RECORDS FOR PROCESSING:
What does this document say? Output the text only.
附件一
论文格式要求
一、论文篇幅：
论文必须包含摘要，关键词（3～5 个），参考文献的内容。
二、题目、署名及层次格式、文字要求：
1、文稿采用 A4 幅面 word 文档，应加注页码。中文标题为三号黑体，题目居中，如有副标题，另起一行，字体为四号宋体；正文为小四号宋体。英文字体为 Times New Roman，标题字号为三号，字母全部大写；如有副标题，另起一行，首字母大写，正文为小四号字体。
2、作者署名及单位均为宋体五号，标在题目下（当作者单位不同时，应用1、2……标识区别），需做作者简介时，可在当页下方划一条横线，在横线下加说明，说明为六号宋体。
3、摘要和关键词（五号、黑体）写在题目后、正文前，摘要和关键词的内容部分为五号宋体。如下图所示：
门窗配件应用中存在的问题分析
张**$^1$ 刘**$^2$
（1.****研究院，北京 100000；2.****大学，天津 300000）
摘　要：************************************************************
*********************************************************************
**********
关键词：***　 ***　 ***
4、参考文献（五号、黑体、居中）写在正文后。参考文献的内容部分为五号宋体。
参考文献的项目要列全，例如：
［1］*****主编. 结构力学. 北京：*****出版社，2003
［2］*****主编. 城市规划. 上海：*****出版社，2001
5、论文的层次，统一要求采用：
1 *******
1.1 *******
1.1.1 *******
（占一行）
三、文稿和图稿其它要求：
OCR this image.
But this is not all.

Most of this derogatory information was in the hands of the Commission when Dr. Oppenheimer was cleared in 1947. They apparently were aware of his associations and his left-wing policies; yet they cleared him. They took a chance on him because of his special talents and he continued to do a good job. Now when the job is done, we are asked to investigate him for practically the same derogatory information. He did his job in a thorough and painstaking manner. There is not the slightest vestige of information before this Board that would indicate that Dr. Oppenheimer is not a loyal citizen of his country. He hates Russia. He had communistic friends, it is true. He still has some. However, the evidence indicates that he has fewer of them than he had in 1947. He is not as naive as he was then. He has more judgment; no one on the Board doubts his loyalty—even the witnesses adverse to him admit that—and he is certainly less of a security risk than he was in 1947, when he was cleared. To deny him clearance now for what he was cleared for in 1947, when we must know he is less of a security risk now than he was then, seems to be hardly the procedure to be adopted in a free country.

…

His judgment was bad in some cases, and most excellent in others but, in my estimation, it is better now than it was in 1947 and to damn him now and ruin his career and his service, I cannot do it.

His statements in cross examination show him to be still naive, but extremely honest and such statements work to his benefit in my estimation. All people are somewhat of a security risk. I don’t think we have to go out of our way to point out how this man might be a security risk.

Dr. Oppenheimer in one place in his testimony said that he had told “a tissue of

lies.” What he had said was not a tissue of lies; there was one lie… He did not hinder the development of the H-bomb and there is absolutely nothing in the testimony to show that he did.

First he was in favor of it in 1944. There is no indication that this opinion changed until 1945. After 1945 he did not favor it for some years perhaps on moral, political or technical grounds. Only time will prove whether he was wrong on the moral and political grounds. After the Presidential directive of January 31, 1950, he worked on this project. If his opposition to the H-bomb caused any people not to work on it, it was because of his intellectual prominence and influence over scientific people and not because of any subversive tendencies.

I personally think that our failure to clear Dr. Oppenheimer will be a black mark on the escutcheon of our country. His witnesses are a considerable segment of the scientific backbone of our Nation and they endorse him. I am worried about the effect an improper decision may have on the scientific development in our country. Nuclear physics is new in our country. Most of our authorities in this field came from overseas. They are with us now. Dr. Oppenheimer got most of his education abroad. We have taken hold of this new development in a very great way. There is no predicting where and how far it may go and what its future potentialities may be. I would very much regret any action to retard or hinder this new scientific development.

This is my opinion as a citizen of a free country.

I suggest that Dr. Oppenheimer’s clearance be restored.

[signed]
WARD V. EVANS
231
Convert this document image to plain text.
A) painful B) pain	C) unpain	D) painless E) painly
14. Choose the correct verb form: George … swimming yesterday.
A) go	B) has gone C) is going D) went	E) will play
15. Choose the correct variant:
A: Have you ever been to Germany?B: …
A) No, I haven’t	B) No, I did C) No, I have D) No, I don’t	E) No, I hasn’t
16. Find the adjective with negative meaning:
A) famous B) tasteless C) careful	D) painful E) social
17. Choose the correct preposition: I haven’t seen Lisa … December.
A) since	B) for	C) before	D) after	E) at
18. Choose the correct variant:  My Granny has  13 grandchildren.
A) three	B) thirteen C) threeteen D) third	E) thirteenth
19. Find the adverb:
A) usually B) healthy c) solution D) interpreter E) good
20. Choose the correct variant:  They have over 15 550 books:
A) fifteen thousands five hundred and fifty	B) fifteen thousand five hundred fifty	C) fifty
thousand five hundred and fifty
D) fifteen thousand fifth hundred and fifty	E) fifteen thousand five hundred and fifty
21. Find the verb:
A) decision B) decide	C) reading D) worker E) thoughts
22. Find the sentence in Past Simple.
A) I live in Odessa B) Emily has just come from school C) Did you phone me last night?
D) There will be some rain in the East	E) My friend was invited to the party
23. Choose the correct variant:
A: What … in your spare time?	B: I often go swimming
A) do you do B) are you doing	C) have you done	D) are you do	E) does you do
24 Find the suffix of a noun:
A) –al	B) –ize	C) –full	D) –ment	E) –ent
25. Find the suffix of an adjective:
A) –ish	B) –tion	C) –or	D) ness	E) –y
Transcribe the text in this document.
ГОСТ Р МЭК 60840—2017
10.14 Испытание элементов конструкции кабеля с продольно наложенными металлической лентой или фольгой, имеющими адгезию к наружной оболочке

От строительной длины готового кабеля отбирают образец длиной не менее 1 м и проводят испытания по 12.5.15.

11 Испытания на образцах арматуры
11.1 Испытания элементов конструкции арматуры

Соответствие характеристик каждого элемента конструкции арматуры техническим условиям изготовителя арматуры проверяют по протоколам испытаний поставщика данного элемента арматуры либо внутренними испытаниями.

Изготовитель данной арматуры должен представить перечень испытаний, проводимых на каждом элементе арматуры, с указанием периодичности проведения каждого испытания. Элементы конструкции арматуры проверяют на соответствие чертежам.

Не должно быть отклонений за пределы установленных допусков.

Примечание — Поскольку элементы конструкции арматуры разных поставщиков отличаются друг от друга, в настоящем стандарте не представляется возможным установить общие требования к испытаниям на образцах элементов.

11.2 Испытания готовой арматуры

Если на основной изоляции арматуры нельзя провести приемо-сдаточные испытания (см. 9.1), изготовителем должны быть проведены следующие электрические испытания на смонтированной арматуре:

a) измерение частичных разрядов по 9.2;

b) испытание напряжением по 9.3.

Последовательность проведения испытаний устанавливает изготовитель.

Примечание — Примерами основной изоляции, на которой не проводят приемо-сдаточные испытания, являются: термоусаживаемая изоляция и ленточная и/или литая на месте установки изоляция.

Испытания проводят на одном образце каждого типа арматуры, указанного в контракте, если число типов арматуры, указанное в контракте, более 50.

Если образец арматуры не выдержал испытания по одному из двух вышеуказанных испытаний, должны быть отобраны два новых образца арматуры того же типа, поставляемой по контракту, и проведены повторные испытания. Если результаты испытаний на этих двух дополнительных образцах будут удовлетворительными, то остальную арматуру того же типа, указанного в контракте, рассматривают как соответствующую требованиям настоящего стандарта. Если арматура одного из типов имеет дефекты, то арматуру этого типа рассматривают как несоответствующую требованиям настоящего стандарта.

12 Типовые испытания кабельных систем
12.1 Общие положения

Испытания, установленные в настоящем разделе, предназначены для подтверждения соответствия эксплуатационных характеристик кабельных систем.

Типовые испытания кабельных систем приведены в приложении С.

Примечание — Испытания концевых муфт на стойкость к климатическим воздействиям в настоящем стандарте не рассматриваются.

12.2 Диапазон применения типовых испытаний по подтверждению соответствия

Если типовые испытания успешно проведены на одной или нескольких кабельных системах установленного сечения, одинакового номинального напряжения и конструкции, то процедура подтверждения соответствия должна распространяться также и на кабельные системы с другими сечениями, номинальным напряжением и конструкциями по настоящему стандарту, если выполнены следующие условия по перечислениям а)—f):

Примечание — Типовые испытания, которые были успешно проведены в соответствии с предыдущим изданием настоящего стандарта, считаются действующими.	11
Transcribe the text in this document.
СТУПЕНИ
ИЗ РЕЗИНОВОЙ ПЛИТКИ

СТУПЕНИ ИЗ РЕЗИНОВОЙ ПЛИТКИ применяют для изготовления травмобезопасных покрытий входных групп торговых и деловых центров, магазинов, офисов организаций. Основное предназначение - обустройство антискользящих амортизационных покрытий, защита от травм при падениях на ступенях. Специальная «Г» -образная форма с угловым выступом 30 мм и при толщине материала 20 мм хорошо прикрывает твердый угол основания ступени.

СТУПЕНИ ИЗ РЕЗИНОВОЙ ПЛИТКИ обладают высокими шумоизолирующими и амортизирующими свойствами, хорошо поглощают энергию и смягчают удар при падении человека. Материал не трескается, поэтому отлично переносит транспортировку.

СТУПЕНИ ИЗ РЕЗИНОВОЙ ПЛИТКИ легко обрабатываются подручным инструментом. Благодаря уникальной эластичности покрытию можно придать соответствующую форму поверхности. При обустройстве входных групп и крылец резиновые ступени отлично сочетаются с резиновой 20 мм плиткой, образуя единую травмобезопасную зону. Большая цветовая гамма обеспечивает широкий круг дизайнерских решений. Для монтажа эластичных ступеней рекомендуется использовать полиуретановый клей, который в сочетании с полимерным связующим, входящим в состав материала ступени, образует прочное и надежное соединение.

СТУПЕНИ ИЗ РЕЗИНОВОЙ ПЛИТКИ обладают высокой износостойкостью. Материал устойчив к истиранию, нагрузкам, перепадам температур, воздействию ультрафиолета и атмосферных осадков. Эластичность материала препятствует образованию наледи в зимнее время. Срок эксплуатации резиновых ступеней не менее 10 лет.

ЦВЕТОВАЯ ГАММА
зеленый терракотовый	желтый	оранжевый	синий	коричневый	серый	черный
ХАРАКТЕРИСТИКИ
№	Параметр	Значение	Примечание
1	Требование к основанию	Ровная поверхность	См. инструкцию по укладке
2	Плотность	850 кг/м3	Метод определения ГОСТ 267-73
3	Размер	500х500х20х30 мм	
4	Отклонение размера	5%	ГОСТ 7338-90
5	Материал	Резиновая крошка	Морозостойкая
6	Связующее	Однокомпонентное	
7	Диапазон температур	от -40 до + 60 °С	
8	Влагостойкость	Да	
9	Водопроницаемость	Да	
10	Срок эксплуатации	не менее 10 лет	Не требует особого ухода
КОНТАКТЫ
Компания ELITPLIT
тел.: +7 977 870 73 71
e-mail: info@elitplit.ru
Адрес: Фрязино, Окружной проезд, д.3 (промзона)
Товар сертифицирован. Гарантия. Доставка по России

WHAT IS BEING ASKED:
Display every line of the listing that contains the string "Find".

COMPLETED TASK:
16. Find the adjective with negative meaning:
19. Find the adverb:
21. Find the verb:
22. Find the sentence in Past Simple.
24 Find the suffix of a noun:
25. Find the suffix of an adjective:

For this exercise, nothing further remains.